• _Task requirements_
Transcribe each line of the material as it is, and drop any picture.

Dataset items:
::::

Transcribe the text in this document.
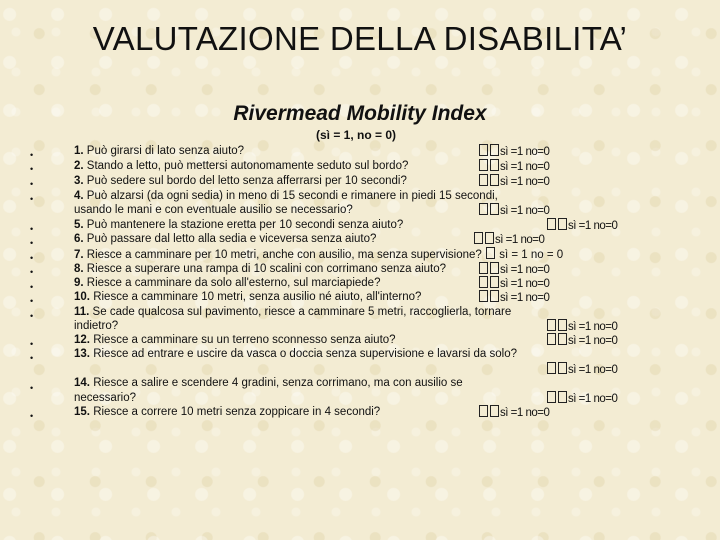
VALUTAZIONE DELLA DISABILITA’
Rivermead Mobility Index
(sì = 1, no = 0)
•	1. Può girarsi di lato senza aiuto?	sì =1 no=0
•	2. Stando a letto, può mettersi autonomamente seduto sul bordo?	sì =1 no=0
•	3. Può sedere sul bordo del letto senza afferrarsi per 10 secondi?	sì =1 no=0
•	4. Può alzarsi (da ogni sedia) in meno di 15 secondi e rimanere in piedi 15 secondi,
usando le mani e con eventuale ausilio se necessario?	sì =1 no=0
•	5. Può mantenere la stazione eretta per 10 secondi senza aiuto?	sì =1 no=0
•	6. Può passare dal letto alla sedia e viceversa senza aiuto?	sì =1 no=0
•	7. Riesce a camminare per 10 metri, anche con ausilio, ma senza supervisione?  sì = 1 no = 0
•	8. Riesce a superare una rampa di 10 scalini con corrimano senza aiuto?	sì =1 no=0
•	9. Riesce a camminare da solo all'esterno, sul marciapiede?	sì =1 no=0
•	10. Riesce a camminare 10 metri, senza ausilio né aiuto, all'interno?	sì =1 no=0
•	11. Se cade qualcosa sul pavimento, riesce a camminare 5 metri, raccoglierla, tornare
indietro?	sì =1 no=0
•	12. Riesce a camminare su un terreno sconnesso senza aiuto?	sì =1 no=0
•	13. Riesce ad entrare e uscire da vasca o doccia senza supervisione e lavarsi da solo?
sì =1 no=0
•	14. Riesce a salire e scendere 4 gradini, senza corrimano, ma con ausilio se
necessario?	sì =1 no=0
•	15. Riesce a correre 10 metri senza zoppicare in 4 secondi?	sì =1 no=0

::::

• _Finished answer_
Transcribe the text in this document.
VALUTAZIONE DELLA DISABILITA’
Rivermead Mobility Index
(sì = 1, no = 0)
•	1. Può girarsi di lato senza aiuto?	sì =1 no=0
•	2. Stando a letto, può mettersi autonomamente seduto sul bordo?	sì =1 no=0
•	3. Può sedere sul bordo del letto senza afferrarsi per 10 secondi?	sì =1 no=0
•	4. Può alzarsi (da ogni sedia) in meno di 15 secondi e rimanere in piedi 15 secondi,
usando le mani e con eventuale ausilio se necessario?	sì =1 no=0
•	5. Può mantenere la stazione eretta per 10 secondi senza aiuto?	sì =1 no=0
•	6. Può passare dal letto alla sedia e viceversa senza aiuto?	sì =1 no=0
•	7. Riesce a camminare per 10 metri, anche con ausilio, ma senza supervisione?  sì = 1 no = 0
•	8. Riesce a superare una rampa di 10 scalini con corrimano senza aiuto?	sì =1 no=0
•	9. Riesce a camminare da solo all'esterno, sul marciapiede?	sì =1 no=0
•	10. Riesce a camminare 10 metri, senza ausilio né aiuto, all'interno?	sì =1 no=0
•	11. Se cade qualcosa sul pavimento, riesce a camminare 5 metri, raccoglierla, tornare
indietro?	sì =1 no=0
•	12. Riesce a camminare su un terreno sconnesso senza aiuto?	sì =1 no=0
•	13. Riesce ad entrare e uscire da vasca o doccia senza supervisione e lavarsi da solo?
sì =1 no=0
•	14. Riesce a salire e scendere 4 gradini, senza corrimano, ma con ausilio se
necessario?	sì =1 no=0
•	15. Riesce a correre 10 metri senza zoppicare in 4 secondi?	sì =1 no=0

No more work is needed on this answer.